┏━━

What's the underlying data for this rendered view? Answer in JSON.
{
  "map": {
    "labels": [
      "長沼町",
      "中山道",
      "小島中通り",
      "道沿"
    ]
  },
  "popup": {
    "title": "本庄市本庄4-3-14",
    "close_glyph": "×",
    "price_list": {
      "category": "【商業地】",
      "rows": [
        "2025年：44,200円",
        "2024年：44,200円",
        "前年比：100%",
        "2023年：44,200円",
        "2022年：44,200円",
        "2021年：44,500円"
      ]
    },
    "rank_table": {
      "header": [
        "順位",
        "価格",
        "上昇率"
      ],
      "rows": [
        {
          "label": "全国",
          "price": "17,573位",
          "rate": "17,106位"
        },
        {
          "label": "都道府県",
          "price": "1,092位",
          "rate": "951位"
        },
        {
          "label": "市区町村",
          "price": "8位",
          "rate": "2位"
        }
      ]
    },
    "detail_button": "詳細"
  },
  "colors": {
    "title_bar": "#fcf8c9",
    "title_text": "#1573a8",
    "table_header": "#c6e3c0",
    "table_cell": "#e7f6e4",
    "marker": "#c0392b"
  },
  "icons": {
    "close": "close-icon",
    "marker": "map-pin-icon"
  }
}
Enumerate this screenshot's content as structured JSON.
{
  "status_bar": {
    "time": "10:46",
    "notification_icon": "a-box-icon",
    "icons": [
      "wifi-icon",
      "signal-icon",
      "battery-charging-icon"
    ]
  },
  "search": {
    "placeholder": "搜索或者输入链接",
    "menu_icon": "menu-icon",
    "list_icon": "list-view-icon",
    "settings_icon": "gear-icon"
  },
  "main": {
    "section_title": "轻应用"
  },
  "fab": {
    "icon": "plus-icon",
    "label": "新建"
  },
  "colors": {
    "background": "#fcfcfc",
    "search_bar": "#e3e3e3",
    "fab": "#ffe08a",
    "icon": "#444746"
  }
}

┗━━
┏━━

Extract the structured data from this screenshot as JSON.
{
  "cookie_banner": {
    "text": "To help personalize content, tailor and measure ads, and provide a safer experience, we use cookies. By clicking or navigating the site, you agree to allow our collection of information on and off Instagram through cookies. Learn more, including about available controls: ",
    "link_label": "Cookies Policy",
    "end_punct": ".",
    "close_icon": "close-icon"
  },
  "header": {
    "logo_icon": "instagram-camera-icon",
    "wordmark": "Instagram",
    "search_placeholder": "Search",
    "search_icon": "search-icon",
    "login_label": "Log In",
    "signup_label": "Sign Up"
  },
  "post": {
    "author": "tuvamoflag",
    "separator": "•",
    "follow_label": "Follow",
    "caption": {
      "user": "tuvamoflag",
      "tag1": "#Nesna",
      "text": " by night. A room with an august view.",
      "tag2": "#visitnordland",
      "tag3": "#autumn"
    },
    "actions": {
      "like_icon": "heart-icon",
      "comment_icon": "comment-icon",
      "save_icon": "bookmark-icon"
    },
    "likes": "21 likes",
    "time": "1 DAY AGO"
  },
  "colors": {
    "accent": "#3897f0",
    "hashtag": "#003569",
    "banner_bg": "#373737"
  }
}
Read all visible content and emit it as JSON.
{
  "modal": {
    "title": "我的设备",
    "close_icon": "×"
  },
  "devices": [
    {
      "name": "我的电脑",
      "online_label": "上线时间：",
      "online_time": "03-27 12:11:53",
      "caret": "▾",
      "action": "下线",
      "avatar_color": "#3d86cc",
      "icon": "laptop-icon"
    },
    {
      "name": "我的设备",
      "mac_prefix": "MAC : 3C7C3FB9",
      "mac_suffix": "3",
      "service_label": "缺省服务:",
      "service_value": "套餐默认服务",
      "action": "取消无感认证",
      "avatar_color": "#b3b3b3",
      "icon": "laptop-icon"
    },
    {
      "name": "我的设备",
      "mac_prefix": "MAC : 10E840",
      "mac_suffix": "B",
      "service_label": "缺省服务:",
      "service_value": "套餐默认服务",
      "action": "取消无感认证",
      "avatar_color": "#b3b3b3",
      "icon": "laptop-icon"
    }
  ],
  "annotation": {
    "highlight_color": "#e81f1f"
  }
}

┗━━

## Written exercise
Locate the word "data" in the entries, and copy every line where it is found.

## Final answer
What's the underlying data for this rendered view? Answer in JSON.
Extract the structured data from this screenshot as JSON.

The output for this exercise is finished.